Each record below should be repeated precisely as written.

### Data for the task ###

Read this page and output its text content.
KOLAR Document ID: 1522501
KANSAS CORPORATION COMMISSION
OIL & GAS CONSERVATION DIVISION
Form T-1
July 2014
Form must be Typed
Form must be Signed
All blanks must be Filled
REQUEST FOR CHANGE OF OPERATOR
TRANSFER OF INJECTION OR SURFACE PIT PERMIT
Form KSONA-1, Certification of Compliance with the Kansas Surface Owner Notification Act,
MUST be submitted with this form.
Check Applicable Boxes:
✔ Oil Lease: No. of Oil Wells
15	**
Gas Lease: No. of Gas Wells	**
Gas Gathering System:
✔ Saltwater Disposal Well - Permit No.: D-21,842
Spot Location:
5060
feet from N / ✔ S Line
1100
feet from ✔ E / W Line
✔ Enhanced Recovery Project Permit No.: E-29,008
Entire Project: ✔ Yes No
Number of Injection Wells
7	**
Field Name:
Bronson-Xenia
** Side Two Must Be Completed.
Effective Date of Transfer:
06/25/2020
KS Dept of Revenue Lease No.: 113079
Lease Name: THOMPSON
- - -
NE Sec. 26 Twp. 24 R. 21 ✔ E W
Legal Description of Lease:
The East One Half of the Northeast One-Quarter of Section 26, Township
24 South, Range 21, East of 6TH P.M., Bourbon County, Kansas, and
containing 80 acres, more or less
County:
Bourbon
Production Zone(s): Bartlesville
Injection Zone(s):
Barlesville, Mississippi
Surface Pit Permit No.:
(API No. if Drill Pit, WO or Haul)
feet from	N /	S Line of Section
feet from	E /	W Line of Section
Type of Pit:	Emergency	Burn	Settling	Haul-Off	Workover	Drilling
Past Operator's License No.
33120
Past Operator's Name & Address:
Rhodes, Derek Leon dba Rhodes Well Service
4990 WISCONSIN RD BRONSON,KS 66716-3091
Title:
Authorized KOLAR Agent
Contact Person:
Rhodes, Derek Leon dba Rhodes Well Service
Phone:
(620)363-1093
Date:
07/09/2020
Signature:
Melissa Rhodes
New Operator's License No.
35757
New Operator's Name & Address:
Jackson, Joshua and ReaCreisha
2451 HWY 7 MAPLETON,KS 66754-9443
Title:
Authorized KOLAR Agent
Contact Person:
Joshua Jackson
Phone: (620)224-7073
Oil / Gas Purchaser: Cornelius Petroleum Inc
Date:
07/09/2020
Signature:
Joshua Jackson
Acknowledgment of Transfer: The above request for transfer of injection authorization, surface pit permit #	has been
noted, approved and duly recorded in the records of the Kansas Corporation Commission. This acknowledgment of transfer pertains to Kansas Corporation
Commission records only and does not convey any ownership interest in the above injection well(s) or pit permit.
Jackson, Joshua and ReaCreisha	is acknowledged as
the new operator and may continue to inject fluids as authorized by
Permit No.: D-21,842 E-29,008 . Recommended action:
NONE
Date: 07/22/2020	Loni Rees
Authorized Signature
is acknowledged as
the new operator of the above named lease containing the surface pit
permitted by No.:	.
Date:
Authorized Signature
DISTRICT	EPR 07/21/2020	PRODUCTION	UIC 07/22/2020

###

▸ Task output:
Read this page and output its text content.
KOLAR Document ID: 1522501
KANSAS CORPORATION COMMISSION
OIL & GAS CONSERVATION DIVISION
Form T-1
July 2014
Form must be Typed
Form must be Signed
All blanks must be Filled
REQUEST FOR CHANGE OF OPERATOR
TRANSFER OF INJECTION OR SURFACE PIT PERMIT
Form KSONA-1, Certification of Compliance with the Kansas Surface Owner Notification Act,
MUST be submitted with this form.
Check Applicable Boxes:
✔ Oil Lease: No. of Oil Wells
15	**
Gas Lease: No. of Gas Wells	**
Gas Gathering System:
✔ Saltwater Disposal Well - Permit No.: D-21,842
Spot Location:
5060
feet from N / ✔ S Line
1100
feet from ✔ E / W Line
✔ Enhanced Recovery Project Permit No.: E-29,008
Entire Project: ✔ Yes No
Number of Injection Wells
7	**
Field Name:
Bronson-Xenia
** Side Two Must Be Completed.
Effective Date of Transfer:
06/25/2020
KS Dept of Revenue Lease No.: 113079
Lease Name: THOMPSON
- - -
NE Sec. 26 Twp. 24 R. 21 ✔ E W
Legal Description of Lease:
The East One Half of the Northeast One-Quarter of Section 26, Township
24 South, Range 21, East of 6TH P.M., Bourbon County, Kansas, and
containing 80 acres, more or less
County:
Bourbon
Production Zone(s): Bartlesville
Injection Zone(s):
Barlesville, Mississippi
Surface Pit Permit No.:
(API No. if Drill Pit, WO or Haul)
feet from	N /	S Line of Section
feet from	E /	W Line of Section
Type of Pit:	Emergency	Burn	Settling	Haul-Off	Workover	Drilling
Past Operator's License No.
33120
Past Operator's Name & Address:
Rhodes, Derek Leon dba Rhodes Well Service
4990 WISCONSIN RD BRONSON,KS 66716-3091
Title:
Authorized KOLAR Agent
Contact Person:
Rhodes, Derek Leon dba Rhodes Well Service
Phone:
(620)363-1093
Date:
07/09/2020
Signature:
Melissa Rhodes
New Operator's License No.
35757
New Operator's Name & Address:
Jackson, Joshua and ReaCreisha
2451 HWY 7 MAPLETON,KS 66754-9443
Title:
Authorized KOLAR Agent
Contact Person:
Joshua Jackson
Phone: (620)224-7073
Oil / Gas Purchaser: Cornelius Petroleum Inc
Date:
07/09/2020
Signature:
Joshua Jackson
Acknowledgment of Transfer: The above request for transfer of injection authorization, surface pit permit #	has been
noted, approved and duly recorded in the records of the Kansas Corporation Commission. This acknowledgment of transfer pertains to Kansas Corporation
Commission records only and does not convey any ownership interest in the above injection well(s) or pit permit.
Jackson, Joshua and ReaCreisha	is acknowledged as
the new operator and may continue to inject fluids as authorized by
Permit No.: D-21,842 E-29,008 . Recommended action:
NONE
Date: 07/22/2020	Loni Rees
Authorized Signature
is acknowledged as
the new operator of the above named lease containing the surface pit
permitted by No.:	.
Date:
Authorized Signature
DISTRICT	EPR 07/21/2020	PRODUCTION	UIC 07/22/2020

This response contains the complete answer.